__EXERCISE DESCRIPTION__
Exact repetition is required: output every record in full.

__DATA PROVIDED__

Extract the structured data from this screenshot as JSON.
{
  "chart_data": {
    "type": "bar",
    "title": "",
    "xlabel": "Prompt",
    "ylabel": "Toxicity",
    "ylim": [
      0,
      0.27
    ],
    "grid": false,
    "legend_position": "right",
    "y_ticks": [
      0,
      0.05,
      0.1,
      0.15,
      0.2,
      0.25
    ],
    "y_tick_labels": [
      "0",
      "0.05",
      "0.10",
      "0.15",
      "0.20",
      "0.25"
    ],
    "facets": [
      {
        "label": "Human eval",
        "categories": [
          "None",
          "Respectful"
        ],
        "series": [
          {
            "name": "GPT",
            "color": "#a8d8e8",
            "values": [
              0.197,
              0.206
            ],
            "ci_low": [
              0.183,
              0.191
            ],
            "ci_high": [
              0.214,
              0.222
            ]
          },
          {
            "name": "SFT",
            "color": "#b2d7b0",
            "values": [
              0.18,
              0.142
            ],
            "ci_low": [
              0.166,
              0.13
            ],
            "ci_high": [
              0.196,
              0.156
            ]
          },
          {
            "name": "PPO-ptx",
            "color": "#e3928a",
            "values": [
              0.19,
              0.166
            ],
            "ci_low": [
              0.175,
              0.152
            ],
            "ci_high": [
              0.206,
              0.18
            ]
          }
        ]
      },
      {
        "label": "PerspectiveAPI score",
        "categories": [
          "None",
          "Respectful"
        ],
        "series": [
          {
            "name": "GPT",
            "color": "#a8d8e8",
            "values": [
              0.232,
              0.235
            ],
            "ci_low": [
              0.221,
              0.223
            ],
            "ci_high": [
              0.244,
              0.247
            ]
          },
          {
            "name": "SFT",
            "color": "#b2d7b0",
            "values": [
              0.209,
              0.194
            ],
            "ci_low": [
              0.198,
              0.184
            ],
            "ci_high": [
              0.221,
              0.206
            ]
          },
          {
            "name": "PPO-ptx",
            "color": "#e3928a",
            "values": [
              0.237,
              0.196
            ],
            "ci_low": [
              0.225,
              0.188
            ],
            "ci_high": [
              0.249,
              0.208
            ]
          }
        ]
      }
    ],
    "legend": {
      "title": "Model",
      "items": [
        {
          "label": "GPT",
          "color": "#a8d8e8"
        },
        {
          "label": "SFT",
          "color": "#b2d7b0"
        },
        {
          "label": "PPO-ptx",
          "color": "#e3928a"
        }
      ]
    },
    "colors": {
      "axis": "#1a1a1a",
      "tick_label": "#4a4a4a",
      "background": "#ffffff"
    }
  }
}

__EXERCISE ANSWER__
Extract the structured data from this screenshot as JSON.
{
  "chart_data": {
    "type": "bar",
    "title": "",
    "xlabel": "Prompt",
    "ylabel": "Toxicity",
    "ylim": [
      0,
      0.27
    ],
    "grid": false,
    "legend_position": "right",
    "y_ticks": [
      0,
      0.05,
      0.1,
      0.15,
      0.2,
      0.25
    ],
    "y_tick_labels": [
      "0",
      "0.05",
      "0.10",
      "0.15",
      "0.20",
      "0.25"
    ],
    "facets": [
      {
        "label": "Human eval",
        "categories": [
          "None",
          "Respectful"
        ],
        "series": [
          {
            "name": "GPT",
            "color": "#a8d8e8",
            "values": [
              0.197,
              0.206
            ],
            "ci_low": [
              0.183,
              0.191
            ],
            "ci_high": [
              0.214,
              0.222
            ]
          },
          {
            "name": "SFT",
            "color": "#b2d7b0",
            "values": [
              0.18,
              0.142
            ],
            "ci_low": [
              0.166,
              0.13
            ],
            "ci_high": [
              0.196,
              0.156
            ]
          },
          {
            "name": "PPO-ptx",
            "color": "#e3928a",
            "values": [
              0.19,
              0.166
            ],
            "ci_low": [
              0.175,
              0.152
            ],
            "ci_high": [
              0.206,
              0.18
            ]
          }
        ]
      },
      {
        "label": "PerspectiveAPI score",
        "categories": [
          "None",
          "Respectful"
        ],
        "series": [
          {
            "name": "GPT",
            "color": "#a8d8e8",
            "values": [
              0.232,
              0.235
            ],
            "ci_low": [
              0.221,
              0.223
            ],
            "ci_high": [
              0.244,
              0.247
            ]
          },
          {
            "name": "SFT",
            "color": "#b2d7b0",
            "values": [
              0.209,
              0.194
            ],
            "ci_low": [
              0.198,
              0.184
            ],
            "ci_high": [
              0.221,
              0.206
            ]
          },
          {
            "name": "PPO-ptx",
            "color": "#e3928a",
            "values": [
              0.237,
              0.196
            ],
            "ci_low": [
              0.225,
              0.188
            ],
            "ci_high": [
              0.249,
              0.208
            ]
          }
        ]
      }
    ],
    "legend": {
      "title": "Model",
      "items": [
        {
          "label": "GPT",
          "color": "#a8d8e8"
        },
        {
          "label": "SFT",
          "color": "#b2d7b0"
        },
        {
          "label": "PPO-ptx",
          "color": "#e3928a"
        }
      ]
    },
    "colors": {
      "axis": "#1a1a1a",
      "tick_label": "#4a4a4a",
      "background": "#ffffff"
    }
  }
}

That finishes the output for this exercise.